Dataset items
## Start
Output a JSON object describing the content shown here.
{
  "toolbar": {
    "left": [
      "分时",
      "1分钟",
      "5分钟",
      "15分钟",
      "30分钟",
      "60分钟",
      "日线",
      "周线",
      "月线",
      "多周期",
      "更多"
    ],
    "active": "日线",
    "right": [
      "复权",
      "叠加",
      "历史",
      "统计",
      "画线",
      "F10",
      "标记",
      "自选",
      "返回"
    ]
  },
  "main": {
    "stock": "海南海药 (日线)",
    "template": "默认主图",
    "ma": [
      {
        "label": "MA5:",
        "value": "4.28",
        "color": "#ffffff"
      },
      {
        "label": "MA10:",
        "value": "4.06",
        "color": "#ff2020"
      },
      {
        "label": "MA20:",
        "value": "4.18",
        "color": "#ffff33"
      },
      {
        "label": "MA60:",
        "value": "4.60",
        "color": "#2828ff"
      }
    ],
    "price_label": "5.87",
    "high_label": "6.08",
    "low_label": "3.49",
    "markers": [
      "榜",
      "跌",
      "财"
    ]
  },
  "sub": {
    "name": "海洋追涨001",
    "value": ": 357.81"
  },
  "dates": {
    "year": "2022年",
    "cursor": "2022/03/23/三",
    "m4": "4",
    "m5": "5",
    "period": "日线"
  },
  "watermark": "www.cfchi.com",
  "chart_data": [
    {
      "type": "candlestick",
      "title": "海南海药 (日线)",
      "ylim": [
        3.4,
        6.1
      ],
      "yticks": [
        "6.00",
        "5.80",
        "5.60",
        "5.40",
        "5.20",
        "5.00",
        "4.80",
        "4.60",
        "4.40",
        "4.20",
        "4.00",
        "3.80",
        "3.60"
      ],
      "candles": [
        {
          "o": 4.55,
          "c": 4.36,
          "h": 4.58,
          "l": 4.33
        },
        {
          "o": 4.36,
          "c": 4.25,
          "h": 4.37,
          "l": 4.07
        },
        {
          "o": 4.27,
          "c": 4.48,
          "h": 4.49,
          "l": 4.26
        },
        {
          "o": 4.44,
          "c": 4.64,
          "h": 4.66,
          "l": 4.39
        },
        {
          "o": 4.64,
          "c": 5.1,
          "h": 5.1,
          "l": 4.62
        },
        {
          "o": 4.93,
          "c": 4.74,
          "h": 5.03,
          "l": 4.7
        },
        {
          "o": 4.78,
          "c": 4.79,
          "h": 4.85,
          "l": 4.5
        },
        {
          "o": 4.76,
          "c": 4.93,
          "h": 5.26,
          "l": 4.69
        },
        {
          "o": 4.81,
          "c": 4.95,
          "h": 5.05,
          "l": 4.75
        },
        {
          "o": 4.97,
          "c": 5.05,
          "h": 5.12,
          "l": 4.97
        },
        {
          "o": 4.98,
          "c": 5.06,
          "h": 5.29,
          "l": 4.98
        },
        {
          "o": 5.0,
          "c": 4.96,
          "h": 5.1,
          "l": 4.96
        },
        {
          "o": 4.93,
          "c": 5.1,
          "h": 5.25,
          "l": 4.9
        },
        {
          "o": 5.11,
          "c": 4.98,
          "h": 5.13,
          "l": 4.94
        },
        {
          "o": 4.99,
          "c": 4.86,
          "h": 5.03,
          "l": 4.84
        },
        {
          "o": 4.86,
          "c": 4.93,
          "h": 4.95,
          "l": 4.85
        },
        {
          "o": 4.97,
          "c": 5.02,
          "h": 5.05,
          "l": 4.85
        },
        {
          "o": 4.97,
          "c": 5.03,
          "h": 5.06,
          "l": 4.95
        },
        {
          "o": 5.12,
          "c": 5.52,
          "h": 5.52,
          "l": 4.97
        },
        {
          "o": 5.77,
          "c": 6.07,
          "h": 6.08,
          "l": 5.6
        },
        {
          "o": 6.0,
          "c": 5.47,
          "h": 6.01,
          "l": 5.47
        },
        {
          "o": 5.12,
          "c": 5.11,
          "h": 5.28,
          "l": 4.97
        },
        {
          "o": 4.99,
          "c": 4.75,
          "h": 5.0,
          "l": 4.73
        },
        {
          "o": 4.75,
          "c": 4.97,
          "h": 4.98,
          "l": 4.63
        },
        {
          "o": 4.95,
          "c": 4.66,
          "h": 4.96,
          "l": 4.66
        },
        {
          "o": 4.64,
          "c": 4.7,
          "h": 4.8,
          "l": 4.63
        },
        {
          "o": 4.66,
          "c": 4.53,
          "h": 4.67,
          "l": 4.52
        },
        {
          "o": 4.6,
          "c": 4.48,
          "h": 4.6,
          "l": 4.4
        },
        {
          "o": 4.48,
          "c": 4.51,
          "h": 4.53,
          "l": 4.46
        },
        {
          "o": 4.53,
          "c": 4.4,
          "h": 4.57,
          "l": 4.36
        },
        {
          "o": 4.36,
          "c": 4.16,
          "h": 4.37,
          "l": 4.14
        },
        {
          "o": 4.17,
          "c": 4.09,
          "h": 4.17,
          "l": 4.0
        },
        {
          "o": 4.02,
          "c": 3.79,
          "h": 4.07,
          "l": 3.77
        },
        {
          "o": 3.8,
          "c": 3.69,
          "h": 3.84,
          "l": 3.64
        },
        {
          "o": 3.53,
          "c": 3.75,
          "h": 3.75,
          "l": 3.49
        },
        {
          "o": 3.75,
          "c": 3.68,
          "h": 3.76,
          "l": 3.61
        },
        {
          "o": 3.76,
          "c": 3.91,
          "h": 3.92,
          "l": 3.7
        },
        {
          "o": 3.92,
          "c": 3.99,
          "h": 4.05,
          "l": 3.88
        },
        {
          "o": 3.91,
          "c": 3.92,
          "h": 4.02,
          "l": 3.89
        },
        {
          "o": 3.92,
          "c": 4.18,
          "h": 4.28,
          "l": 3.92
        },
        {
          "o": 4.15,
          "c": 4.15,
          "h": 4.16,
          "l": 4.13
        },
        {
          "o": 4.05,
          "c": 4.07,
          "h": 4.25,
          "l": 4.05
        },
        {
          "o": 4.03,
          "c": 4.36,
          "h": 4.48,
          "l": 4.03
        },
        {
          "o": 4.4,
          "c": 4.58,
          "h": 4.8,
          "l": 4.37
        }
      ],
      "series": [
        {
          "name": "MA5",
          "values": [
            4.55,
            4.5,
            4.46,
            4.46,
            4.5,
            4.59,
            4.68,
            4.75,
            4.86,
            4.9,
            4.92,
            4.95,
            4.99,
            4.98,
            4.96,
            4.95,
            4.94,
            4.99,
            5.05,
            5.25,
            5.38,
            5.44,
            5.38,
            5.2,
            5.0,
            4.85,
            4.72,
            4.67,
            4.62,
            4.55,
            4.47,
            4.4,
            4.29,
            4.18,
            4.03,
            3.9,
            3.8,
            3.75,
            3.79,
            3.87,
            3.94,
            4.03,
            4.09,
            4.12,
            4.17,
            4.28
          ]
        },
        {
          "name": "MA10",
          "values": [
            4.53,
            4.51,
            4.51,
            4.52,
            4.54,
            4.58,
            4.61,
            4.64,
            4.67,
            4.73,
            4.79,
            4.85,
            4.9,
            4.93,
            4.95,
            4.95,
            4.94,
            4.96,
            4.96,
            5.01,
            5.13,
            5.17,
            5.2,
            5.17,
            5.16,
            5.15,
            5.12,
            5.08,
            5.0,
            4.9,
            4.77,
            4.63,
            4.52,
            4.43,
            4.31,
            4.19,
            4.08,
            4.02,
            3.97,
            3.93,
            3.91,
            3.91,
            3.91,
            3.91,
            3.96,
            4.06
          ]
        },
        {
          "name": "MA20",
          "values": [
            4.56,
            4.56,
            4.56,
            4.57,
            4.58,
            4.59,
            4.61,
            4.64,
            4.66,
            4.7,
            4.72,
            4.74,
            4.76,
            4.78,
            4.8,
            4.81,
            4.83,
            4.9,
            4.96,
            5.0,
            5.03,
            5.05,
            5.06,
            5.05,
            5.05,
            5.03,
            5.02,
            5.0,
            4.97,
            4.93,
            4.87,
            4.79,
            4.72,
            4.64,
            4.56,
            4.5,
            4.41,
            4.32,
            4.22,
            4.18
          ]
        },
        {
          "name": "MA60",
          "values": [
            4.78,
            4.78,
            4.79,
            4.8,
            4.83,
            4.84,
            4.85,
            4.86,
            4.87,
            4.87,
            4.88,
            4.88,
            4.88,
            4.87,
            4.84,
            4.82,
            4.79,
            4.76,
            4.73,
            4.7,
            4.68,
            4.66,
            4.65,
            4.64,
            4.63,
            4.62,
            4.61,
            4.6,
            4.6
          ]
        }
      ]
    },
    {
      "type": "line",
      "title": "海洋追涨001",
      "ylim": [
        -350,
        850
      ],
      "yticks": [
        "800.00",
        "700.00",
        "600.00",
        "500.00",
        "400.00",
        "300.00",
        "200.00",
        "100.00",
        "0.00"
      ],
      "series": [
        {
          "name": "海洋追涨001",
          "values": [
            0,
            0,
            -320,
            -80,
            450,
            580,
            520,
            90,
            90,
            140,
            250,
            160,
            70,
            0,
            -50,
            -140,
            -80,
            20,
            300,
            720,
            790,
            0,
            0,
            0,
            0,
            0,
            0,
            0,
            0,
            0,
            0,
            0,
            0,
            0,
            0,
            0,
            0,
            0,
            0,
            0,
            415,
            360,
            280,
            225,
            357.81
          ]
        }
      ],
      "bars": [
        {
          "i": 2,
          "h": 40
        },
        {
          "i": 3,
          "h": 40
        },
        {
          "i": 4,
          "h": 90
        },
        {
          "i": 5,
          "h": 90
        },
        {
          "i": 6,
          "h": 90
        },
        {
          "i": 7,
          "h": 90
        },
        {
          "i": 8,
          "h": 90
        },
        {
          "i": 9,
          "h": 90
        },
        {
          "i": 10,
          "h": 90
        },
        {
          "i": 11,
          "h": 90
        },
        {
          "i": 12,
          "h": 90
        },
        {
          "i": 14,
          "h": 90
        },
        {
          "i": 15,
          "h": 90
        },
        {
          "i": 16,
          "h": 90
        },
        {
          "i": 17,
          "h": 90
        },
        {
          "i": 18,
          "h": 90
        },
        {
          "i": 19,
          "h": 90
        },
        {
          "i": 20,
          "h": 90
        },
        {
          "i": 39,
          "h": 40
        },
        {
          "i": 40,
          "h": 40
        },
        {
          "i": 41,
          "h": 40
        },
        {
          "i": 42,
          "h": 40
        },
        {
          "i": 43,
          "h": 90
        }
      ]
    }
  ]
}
## End
» Task directions:
Look through the listing and extract every line with "name" in it.

» Written reply:
    "name": "海洋追涨001",
          "name": "MA5",
          "name": "MA10",
          "name": "MA20",
          "name": "MA60",
          "name": "海洋追涨001",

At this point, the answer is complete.